▸ **Required work**
Pictures in the data below are not part of the copy; transcribe everything else exactly.

▸ **Stored data**

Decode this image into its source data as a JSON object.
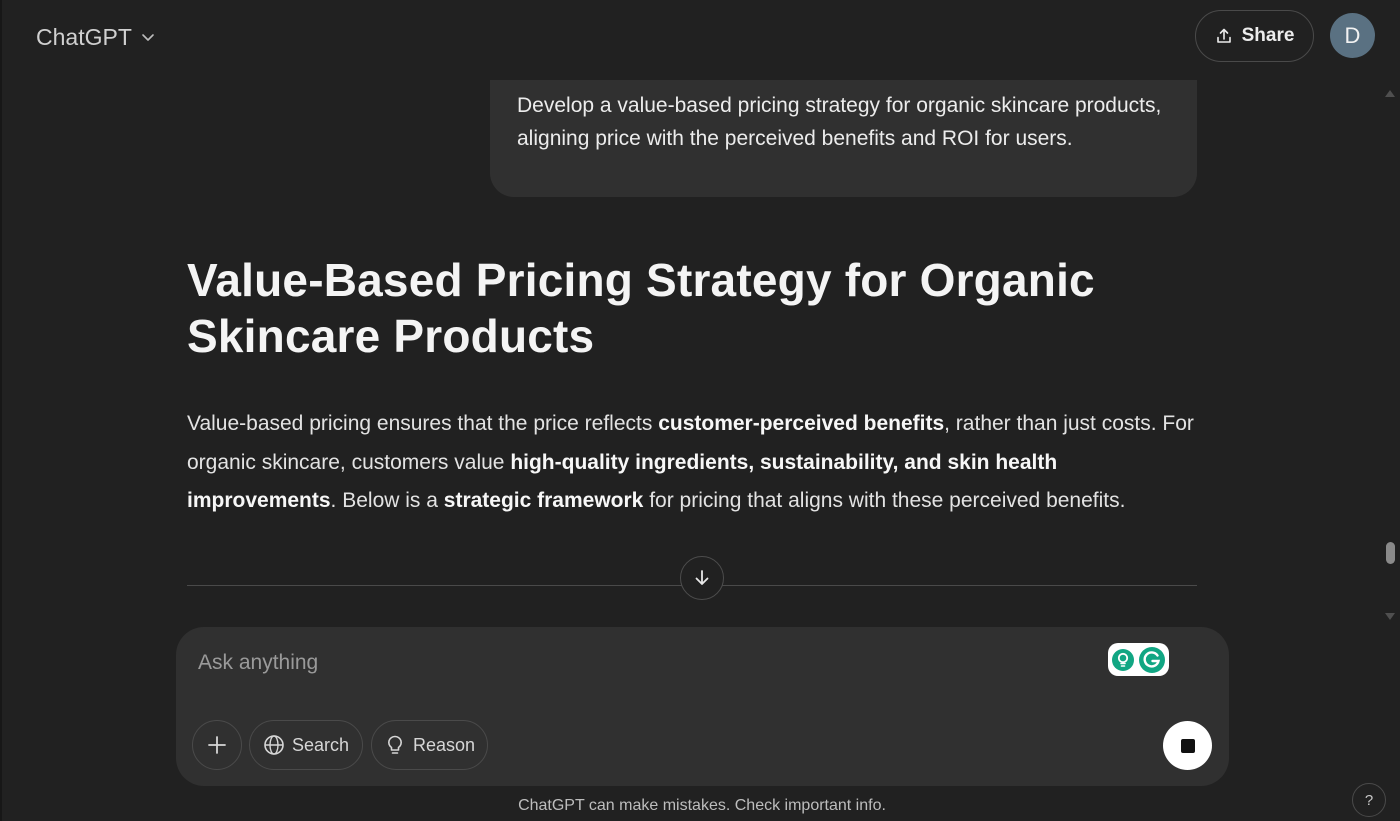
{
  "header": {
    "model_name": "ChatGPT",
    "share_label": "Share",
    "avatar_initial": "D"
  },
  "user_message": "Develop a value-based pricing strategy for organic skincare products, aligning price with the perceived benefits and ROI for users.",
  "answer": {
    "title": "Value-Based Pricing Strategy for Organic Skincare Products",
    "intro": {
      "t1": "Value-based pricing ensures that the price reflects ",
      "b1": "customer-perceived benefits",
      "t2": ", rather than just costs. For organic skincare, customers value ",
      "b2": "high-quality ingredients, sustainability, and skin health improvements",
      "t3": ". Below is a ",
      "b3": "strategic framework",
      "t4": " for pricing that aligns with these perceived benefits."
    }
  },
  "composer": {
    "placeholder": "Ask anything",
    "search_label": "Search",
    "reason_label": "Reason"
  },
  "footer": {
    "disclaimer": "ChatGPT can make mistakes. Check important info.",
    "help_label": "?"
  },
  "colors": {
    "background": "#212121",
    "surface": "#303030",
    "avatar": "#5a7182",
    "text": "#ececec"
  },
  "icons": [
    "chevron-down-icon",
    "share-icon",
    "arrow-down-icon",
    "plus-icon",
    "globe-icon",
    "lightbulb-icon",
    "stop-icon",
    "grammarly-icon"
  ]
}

▸ **Task solution**
Decode this image into its source data as a JSON object.
{
  "header": {
    "model_name": "ChatGPT",
    "share_label": "Share",
    "avatar_initial": "D"
  },
  "user_message": "Develop a value-based pricing strategy for organic skincare products, aligning price with the perceived benefits and ROI for users.",
  "answer": {
    "title": "Value-Based Pricing Strategy for Organic Skincare Products",
    "intro": {
      "t1": "Value-based pricing ensures that the price reflects ",
      "b1": "customer-perceived benefits",
      "t2": ", rather than just costs. For organic skincare, customers value ",
      "b2": "high-quality ingredients, sustainability, and skin health improvements",
      "t3": ". Below is a ",
      "b3": "strategic framework",
      "t4": " for pricing that aligns with these perceived benefits."
    }
  },
  "composer": {
    "placeholder": "Ask anything",
    "search_label": "Search",
    "reason_label": "Reason"
  },
  "footer": {
    "disclaimer": "ChatGPT can make mistakes. Check important info.",
    "help_label": "?"
  },
  "colors": {
    "background": "#212121",
    "surface": "#303030",
    "avatar": "#5a7182",
    "text": "#ececec"
  },
  "icons": [
    "chevron-down-icon",
    "share-icon",
    "arrow-down-icon",
    "plus-icon",
    "globe-icon",
    "lightbulb-icon",
    "stop-icon",
    "grammarly-icon"
  ]
}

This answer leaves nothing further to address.